Written tasks -
#1 Output the full article on tenants made homeless by landlord neglect exactly as it appears.
#2 Please return, word for word, the lines in the records from the line with "delete-todo-button[interactable] [470,242,488,260]" to the line with "close-icon [470,311,488,329]", including both of those lines.

Document -
########
Hidden Pathways to Homelessness: Stories from Tenants Forced into Homelessness by Landlord Neglect
When landlords fail to maintain basic living standards, it is their tenants who are forced to pay the ultimate price by falling into homelessness. Below are a few firsthand stories that exemplify this horrifying trend and further highlight the need for better renter protections.
In 2021, Davielle McKinley wholeheartedly believed that she and her children had finally escaped homelessness. The family had been living in and out of their car and shuffling from one motel room to the next when they were approved to move into a unit in a complex at 5700 Hoover St. in Los Angeles. For the bargain price of $650 a month, they could rest with a roof over their heads and, as it turns out, very little else.
It didn’t take long for the downtrodden mom to discover the myriads of reasons her housing was affordable. Among them were:
- Roaches
- Feces
- Mold
- Poor plumbing
- Faulty electrical wiring
- Cramped conditions
- Leaky ceilings
The list goes on. Upon further investigation, it was clear that 5700 Hoover Street was not a unit of affordable housing. It was a complex in utter disrepair being used by multi-million-dollar corporations to warehouse human beings.
########
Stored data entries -

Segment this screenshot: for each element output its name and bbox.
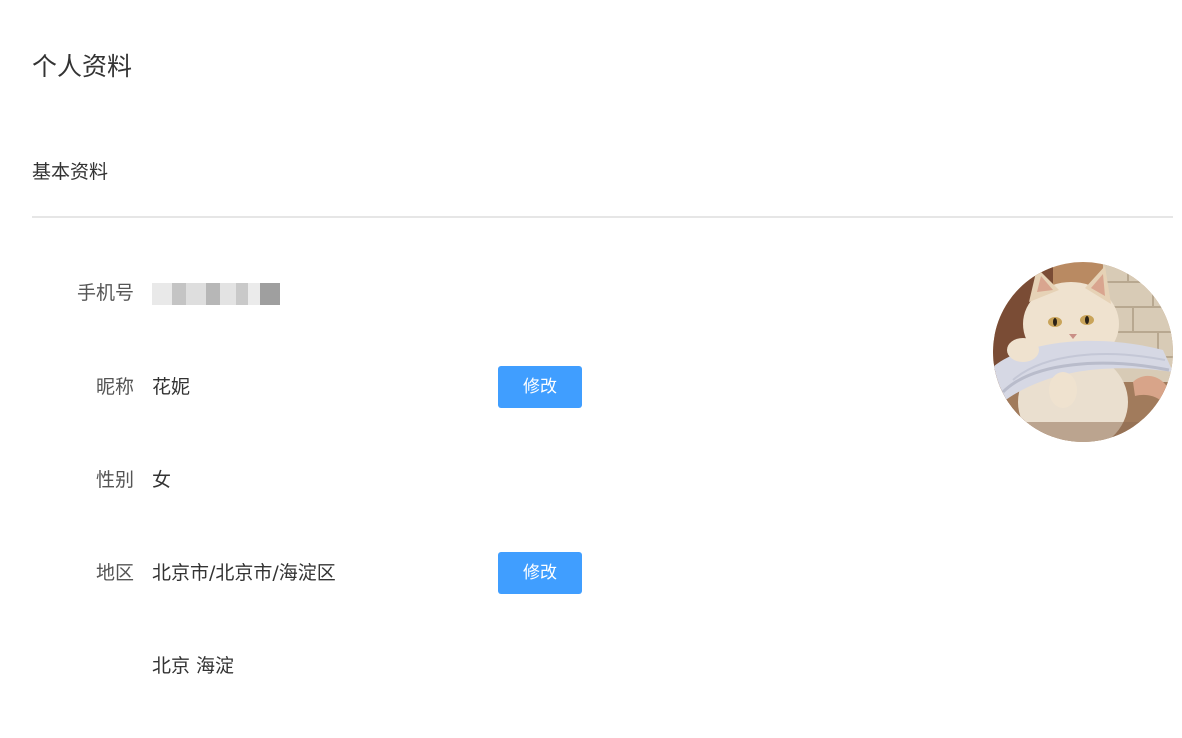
- profile-page: 个人资料 基本资料 手机号 昵称 花妮 修改 性别 女 地区 北京市/北京市/海…: [0, 0, 1182, 738]
- gender-row: 性别 女: [0, 458, 640, 502]
- region-label: 地区: [95, 562, 134, 584]
- phone-label: 手机号: [76, 282, 134, 304]
- nickname-row: 昵称 花妮 修改: [0, 365, 640, 409]
- nickname-value: 花妮: [152, 376, 191, 398]
- gender-label: 性别: [95, 469, 134, 491]
- gender-value: 女: [152, 469, 172, 491]
- region-value: 北京市/北京市/海淀区: [152, 562, 336, 584]
- nickname-label: 昵称: [95, 376, 134, 398]
- edit-nickname-button[interactable]: 修改: [498, 366, 582, 408]
- page-title: 个人资料: [32, 52, 133, 81]
- phone-masked-value: [152, 283, 280, 305]
- phone-row: 手机号: [0, 271, 640, 315]
- address-value: 北京 海淀: [152, 655, 235, 677]
- address-row: 北京 海淀: [0, 644, 640, 688]
- cat-avatar[interactable]: [993, 262, 1173, 442]
- section-divider: [32, 216, 1173, 218]
- section-title: 基本资料: [32, 161, 109, 183]
- edit-region-button[interactable]: 修改: [498, 552, 582, 594]
- cat-avatar-icon: [993, 262, 1173, 442]
- region-row: 地区 北京市/北京市/海淀区 修改: [0, 551, 640, 595]
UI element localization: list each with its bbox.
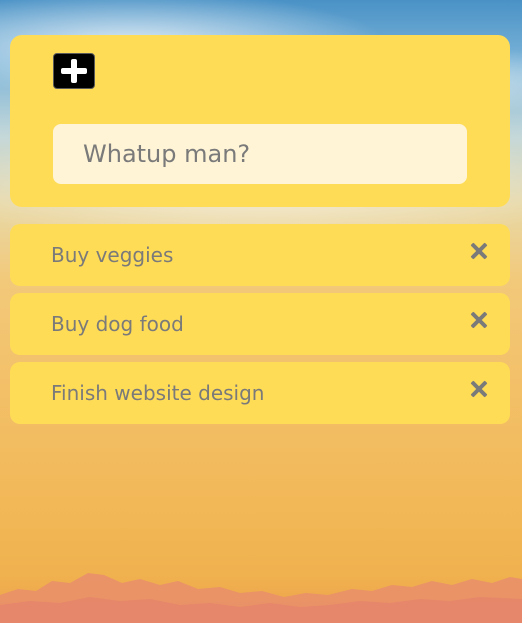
delete-todo-button[interactable] [470,242,488,260]
new-todo-panel [10,35,510,207]
todo-list: Buy veggies Buy dog food Finish website … [10,224,510,431]
new-todo-input[interactable] [53,124,467,184]
plus-icon [54,54,94,88]
close-icon [470,311,488,329]
add-todo-button[interactable] [53,53,95,89]
mountain-silhouette [0,573,522,623]
delete-todo-button[interactable] [470,311,488,329]
close-icon [470,380,488,398]
delete-todo-button[interactable] [470,380,488,398]
todo-text: Buy veggies [51,243,174,267]
close-icon [470,242,488,260]
todo-text: Buy dog food [51,312,184,336]
todo-item[interactable]: Buy dog food [10,293,510,355]
todo-item[interactable]: Finish website design [10,362,510,424]
todo-item[interactable]: Buy veggies [10,224,510,286]
todo-text: Finish website design [51,381,265,405]
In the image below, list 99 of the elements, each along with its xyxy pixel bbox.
########
List of solutions -
#1
Hidden Pathways to Homelessness: Stories from Tenants Forced into Homelessness by Landlord Neglect
When landlords fail to maintain basic living standards, it is their tenants who are forced to pay the ultimate price by falling into homelessness. Below are a few firsthand stories that exemplify this horrifying trend and further highlight the need for better renter protections.
In 2021, Davielle McKinley wholeheartedly believed that she and her children had finally escaped homelessness. The family had been living in and out of their car and shuffling from one motel room to the next when they were approved to move into a unit in a complex at 5700 Hoover St. in Los Angeles. For the bargain price of $650 a month, they could rest with a roof over their heads and, as it turns out, very little else.
It didn’t take long for the downtrodden mom to discover the myriads of reasons her housing was affordable. Among them were:
- Roaches
- Feces
- Mold
- Poor plumbing
- Faulty electrical wiring
- Cramped conditions
- Leaky ceilings
The list goes on. Upon further investigation, it was clear that 5700 Hoover Street was not a unit of affordable housing. It was a complex in utter disrepair being used by multi-million-dollar corporations to warehouse human beings.

#2
delete-todo-button[interactable] [470,242,488,260]
new-todo-panel [10,35,510,207]
todo-list: Buy veggies Buy dog food Finish website … [10,224,510,431]
new-todo-input[interactable] [53,124,467,184]
plus-icon [54,54,94,88]
close-icon [470,311,488,329]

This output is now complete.